Task to carry out
Express the items, from the beginning up to and including the line containing "Identify all the", as a Markdown table with two columns, Row and Text. Give each line its row number, omit blank lines, and leave the pictures out.

Data to use
********

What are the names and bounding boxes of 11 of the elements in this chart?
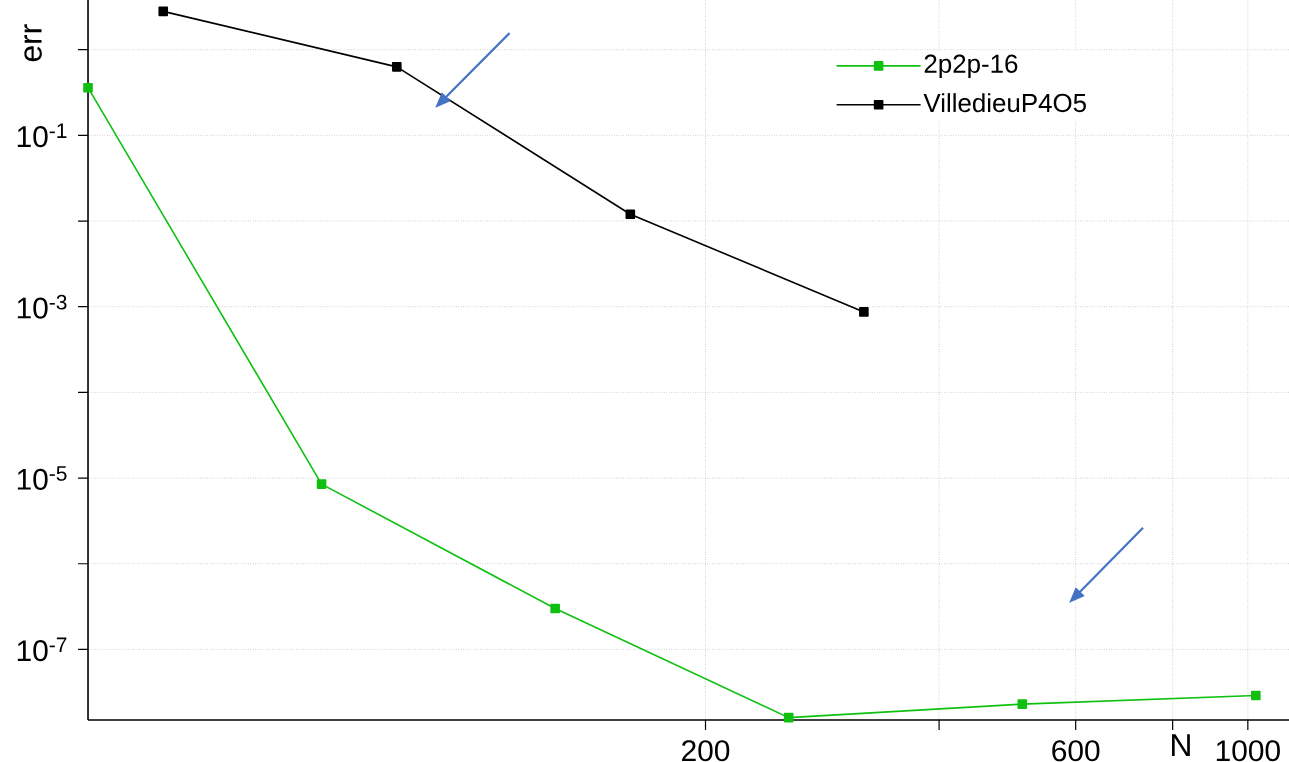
legend-label: 2p2p-16 (924, 54, 1018, 79)
y-tick-label: 10$^{-1}$ (17, 123, 67, 148)
x-tick-label: 600 (1052, 740, 1100, 762)
y-tick-label: 10$^{-5}$ (17, 466, 67, 490)
y-axis-title: err (24, 24, 42, 62)
y-tick-label: 10$^{-3}$ (17, 294, 67, 319)
x-axis-title: N (1172, 734, 1190, 757)
x-tick-label: 1000 (1216, 740, 1280, 762)
legend-label: VilledieuP4O5 (923, 93, 1086, 113)
x-tick-label: 200 (682, 740, 730, 762)
y-tick-label: 10$^{-7}$ (17, 637, 67, 662)
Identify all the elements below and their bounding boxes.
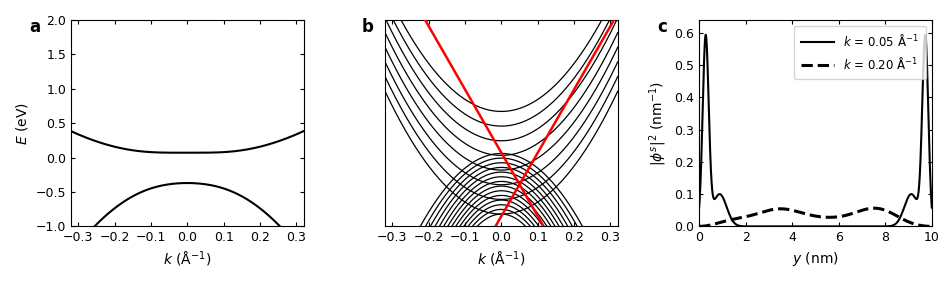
X-axis label: $k$ (Å$^{-1}$): $k$ (Å$^{-1}$) xyxy=(477,250,526,269)
X-axis label: $y$ (nm): $y$ (nm) xyxy=(792,250,839,268)
Y-axis label: $E$ (eV): $E$ (eV) xyxy=(14,102,30,145)
Legend: $k$ = 0.05 Å$^{-1}$, $k$ = 0.20 Å$^{-1}$: $k$ = 0.05 Å$^{-1}$, $k$ = 0.20 Å$^{-1}$ xyxy=(794,26,926,79)
X-axis label: $k$ (Å$^{-1}$): $k$ (Å$^{-1}$) xyxy=(163,250,212,269)
Y-axis label: $|\phi^s|^2$ (nm$^{-1}$): $|\phi^s|^2$ (nm$^{-1}$) xyxy=(647,81,669,166)
Text: c: c xyxy=(657,18,667,36)
Text: b: b xyxy=(361,18,374,36)
Text: a: a xyxy=(29,18,40,36)
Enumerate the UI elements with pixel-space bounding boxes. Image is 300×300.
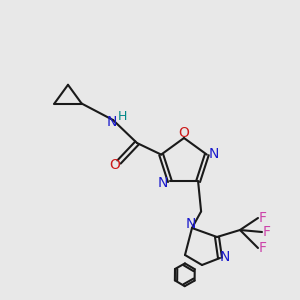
Text: O: O bbox=[178, 126, 189, 140]
Text: O: O bbox=[110, 158, 120, 172]
Text: H: H bbox=[117, 110, 127, 122]
Text: N: N bbox=[158, 176, 168, 190]
Text: N: N bbox=[186, 217, 196, 231]
Text: F: F bbox=[263, 225, 271, 239]
Text: N: N bbox=[107, 115, 117, 129]
Text: F: F bbox=[259, 241, 267, 255]
Text: N: N bbox=[208, 147, 219, 160]
Text: N: N bbox=[220, 250, 230, 264]
Text: F: F bbox=[259, 211, 267, 225]
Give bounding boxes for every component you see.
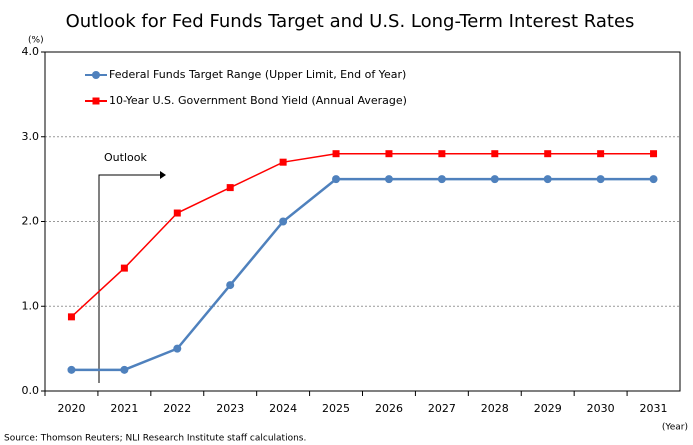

********

Correct answer
| Row | Text |
|---|---|
| 1 | What are the names and bounding boxes of 11 of the elements in this chart? |
| 2 | legend-label: 2p2p-16 (924, 54, 1018, 79) |
| 3 | y-tick-label: 10$^{-1}$ (17, 123, 67, 148) |
| 4 | x-tick-label: 600 (1052, 740, 1100, 762) |
| 5 | y-tick-label: 10$^{-5}$ (17, 466, 67, 490) |
| 6 | y-axis-title: err (24, 24, 42, 62) |
| 7 | y-tick-label: 10$^{-3}$ (17, 294, 67, 319) |
| 8 | x-axis-title: N (1172, 734, 1190, 757) |
| 9 | x-tick-label: 1000 (1216, 740, 1280, 762) |
| 10 | legend-label: VilledieuP4O5 (923, 93, 1086, 113) |
| 11 | x-tick-label: 200 (682, 740, 730, 762) |
| 12 | y-tick-label: 10$^{-7}$ (17, 637, 67, 662) |
| 13 | Identify all the elements below and their bounding boxes. |